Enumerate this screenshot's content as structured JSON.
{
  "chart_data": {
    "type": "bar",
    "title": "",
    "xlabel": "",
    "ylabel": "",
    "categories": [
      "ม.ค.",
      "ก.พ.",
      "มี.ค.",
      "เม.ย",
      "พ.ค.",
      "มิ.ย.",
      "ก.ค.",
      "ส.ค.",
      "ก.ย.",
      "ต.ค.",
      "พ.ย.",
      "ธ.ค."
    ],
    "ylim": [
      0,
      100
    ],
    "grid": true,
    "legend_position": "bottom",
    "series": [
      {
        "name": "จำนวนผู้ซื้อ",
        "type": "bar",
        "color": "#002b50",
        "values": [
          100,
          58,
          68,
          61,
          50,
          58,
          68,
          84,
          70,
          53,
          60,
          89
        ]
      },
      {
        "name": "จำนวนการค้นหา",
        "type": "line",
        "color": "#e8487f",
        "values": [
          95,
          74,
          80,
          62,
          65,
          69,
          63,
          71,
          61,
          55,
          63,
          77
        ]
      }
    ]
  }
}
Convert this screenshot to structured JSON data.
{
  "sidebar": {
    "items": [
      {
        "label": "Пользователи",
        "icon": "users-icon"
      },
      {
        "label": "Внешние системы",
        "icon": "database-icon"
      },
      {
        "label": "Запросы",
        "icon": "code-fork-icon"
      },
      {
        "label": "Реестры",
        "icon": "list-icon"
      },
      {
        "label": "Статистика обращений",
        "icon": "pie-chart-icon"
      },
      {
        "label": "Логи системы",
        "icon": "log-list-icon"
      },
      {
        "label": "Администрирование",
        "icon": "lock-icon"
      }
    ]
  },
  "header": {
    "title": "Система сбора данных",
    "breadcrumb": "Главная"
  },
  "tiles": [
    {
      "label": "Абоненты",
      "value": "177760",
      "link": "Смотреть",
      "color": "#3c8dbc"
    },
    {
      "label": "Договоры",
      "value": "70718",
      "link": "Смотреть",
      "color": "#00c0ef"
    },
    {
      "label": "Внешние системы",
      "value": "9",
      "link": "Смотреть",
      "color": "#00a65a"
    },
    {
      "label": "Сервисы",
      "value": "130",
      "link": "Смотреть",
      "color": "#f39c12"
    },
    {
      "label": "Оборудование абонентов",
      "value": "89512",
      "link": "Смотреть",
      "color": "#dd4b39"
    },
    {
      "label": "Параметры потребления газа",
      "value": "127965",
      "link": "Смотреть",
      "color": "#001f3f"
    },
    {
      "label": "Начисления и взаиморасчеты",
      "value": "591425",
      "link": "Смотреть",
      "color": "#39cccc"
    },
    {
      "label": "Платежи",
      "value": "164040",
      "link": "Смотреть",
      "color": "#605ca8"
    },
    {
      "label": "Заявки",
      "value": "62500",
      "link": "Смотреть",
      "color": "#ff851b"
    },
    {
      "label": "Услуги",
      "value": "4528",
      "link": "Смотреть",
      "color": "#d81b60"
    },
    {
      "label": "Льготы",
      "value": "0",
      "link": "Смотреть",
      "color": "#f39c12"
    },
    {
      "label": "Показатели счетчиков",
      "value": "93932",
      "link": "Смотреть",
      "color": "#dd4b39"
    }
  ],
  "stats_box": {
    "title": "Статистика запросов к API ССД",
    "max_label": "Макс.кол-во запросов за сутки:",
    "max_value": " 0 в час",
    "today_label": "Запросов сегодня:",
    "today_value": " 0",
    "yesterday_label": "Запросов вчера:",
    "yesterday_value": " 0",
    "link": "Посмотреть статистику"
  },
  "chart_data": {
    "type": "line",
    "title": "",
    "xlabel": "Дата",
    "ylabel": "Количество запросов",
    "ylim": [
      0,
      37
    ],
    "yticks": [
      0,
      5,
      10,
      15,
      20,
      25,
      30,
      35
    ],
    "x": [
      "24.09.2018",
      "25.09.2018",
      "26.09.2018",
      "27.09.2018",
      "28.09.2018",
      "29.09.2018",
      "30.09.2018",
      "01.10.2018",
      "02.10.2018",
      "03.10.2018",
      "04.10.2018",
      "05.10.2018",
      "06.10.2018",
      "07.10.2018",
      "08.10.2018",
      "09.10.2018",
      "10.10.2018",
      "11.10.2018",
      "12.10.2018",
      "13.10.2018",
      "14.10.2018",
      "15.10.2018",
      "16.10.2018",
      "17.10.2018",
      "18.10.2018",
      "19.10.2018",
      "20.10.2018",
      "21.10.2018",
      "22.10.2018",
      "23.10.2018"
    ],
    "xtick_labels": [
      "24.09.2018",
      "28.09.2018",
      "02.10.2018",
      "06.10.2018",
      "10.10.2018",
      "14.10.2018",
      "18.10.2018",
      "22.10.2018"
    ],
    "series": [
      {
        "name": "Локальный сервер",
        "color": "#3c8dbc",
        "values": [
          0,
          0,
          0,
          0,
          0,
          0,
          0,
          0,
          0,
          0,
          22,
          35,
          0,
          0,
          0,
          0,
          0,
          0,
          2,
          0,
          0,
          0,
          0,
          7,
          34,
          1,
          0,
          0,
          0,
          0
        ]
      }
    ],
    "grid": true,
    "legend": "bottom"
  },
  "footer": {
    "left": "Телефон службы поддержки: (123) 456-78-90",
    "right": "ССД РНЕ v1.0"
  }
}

——

- _Task description_:
Copy out every line of the listing that includes the string "type".

- _Full solution_:
    "type": "bar",
        "type": "bar",
        "type": "line",
    "type": "line",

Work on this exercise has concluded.